The exercise: Locate the string "JSON" in the listing below. Copy every line where it is found.

Figure content listings
- - - - -

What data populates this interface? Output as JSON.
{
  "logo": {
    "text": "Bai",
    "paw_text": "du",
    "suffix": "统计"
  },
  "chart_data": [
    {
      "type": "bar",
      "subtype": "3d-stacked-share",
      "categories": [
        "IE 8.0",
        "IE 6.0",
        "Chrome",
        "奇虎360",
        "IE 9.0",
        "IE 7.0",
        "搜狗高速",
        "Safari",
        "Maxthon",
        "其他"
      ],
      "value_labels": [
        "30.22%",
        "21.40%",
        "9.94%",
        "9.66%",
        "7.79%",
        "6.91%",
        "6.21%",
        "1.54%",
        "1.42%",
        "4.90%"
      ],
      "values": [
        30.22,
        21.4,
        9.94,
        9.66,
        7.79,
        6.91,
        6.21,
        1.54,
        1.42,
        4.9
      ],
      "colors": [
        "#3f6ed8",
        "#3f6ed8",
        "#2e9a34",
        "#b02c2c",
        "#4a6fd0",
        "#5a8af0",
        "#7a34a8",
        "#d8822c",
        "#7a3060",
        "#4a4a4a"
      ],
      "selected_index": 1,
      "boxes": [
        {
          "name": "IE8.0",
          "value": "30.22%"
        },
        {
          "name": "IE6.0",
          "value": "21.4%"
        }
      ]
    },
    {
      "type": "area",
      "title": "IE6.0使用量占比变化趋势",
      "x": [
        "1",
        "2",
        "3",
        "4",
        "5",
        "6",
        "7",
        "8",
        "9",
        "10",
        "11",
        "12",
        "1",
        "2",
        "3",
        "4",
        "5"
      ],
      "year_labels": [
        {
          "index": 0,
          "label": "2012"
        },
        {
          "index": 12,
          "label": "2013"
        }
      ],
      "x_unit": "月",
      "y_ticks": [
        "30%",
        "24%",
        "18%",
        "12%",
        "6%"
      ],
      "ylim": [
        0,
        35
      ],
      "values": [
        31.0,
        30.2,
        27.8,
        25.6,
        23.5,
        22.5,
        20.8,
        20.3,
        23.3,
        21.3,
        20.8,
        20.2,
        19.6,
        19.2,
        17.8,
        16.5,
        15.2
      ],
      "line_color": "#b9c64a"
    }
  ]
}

- - - - -

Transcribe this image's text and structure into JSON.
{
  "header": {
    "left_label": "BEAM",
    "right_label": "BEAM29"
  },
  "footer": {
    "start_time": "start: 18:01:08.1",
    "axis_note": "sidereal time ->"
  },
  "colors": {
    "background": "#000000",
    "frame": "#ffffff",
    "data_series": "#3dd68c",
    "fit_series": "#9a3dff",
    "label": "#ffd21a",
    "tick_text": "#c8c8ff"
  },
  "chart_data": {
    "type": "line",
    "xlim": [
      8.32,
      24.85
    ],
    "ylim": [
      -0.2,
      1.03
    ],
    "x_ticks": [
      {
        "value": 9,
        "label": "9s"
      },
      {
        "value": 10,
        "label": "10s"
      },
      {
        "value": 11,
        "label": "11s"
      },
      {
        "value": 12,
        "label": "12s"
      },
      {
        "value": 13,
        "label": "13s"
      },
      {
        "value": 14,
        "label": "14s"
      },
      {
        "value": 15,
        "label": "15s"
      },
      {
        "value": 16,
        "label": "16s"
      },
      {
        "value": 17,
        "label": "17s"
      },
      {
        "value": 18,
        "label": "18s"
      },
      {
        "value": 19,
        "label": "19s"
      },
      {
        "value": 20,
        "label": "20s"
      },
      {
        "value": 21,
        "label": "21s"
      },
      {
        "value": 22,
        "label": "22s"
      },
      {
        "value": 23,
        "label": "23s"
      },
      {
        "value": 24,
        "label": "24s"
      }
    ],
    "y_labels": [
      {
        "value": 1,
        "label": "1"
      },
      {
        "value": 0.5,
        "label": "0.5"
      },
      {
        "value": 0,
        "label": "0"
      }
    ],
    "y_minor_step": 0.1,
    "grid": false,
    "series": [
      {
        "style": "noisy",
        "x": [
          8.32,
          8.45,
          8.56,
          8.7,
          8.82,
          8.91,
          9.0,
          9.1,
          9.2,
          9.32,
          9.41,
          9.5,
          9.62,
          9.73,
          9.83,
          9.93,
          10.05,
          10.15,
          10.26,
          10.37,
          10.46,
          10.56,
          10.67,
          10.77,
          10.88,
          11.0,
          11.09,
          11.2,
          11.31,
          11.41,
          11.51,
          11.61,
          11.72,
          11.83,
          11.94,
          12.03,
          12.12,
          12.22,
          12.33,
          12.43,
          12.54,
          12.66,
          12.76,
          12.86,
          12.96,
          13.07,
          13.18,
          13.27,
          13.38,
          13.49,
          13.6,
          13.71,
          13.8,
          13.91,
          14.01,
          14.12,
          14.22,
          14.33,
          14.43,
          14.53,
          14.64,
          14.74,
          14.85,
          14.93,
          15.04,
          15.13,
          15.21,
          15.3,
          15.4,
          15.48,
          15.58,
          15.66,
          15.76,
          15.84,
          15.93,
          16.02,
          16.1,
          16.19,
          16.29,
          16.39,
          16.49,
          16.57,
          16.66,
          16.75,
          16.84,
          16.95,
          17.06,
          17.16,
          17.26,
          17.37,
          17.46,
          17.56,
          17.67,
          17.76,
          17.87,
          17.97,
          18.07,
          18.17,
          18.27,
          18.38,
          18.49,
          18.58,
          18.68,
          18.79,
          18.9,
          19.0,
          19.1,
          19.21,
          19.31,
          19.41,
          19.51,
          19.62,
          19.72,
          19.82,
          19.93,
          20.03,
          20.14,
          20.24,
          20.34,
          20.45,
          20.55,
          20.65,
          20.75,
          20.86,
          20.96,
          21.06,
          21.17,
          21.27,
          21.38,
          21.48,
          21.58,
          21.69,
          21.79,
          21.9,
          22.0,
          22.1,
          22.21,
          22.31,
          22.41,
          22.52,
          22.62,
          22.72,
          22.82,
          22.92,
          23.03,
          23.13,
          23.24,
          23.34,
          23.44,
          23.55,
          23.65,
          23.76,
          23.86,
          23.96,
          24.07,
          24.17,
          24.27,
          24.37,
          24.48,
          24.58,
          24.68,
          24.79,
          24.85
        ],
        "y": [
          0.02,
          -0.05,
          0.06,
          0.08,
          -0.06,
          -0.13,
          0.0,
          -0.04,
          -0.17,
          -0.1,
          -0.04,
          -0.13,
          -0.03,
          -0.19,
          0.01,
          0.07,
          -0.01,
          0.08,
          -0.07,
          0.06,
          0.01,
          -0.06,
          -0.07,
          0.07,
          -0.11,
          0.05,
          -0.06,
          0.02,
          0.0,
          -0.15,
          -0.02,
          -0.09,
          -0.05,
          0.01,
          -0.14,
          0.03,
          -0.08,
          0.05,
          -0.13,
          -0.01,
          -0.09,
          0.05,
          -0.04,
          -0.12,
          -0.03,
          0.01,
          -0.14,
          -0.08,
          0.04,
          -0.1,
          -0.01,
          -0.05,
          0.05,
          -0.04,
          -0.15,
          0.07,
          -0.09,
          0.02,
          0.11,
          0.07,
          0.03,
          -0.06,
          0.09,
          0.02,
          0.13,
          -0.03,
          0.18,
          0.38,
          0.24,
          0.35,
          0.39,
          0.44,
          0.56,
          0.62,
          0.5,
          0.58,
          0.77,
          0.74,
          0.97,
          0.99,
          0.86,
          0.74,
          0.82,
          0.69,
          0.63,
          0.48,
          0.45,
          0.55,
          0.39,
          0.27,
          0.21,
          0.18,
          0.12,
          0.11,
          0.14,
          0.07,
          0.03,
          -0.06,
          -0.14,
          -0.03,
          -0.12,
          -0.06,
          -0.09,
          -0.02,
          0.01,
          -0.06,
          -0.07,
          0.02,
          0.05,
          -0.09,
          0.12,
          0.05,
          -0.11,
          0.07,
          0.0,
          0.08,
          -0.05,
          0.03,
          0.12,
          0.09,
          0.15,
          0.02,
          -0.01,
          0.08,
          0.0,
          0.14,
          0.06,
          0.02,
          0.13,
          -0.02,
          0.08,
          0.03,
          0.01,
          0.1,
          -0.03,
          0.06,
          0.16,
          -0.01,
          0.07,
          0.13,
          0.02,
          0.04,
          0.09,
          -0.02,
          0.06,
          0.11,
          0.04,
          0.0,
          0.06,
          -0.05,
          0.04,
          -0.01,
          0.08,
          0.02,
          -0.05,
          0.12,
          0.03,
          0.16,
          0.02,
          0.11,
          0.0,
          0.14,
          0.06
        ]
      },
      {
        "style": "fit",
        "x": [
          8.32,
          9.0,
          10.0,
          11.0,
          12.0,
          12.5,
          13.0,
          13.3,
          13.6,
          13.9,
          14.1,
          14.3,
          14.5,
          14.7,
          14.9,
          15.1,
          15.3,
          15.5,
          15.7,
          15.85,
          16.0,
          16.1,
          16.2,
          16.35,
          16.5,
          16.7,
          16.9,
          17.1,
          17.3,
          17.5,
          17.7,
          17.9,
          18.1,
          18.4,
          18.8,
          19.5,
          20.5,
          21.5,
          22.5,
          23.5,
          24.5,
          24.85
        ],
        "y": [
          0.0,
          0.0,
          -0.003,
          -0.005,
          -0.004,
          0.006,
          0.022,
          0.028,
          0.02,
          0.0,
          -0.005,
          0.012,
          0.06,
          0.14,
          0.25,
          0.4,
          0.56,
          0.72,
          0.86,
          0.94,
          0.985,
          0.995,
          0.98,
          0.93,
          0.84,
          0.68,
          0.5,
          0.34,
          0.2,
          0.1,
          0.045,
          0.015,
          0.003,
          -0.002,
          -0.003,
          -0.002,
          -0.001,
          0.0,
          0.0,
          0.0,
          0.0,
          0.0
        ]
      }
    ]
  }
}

- - - - -

Written solution:
What data populates this interface? Output as JSON.
Transcribe this image's text and structure into JSON.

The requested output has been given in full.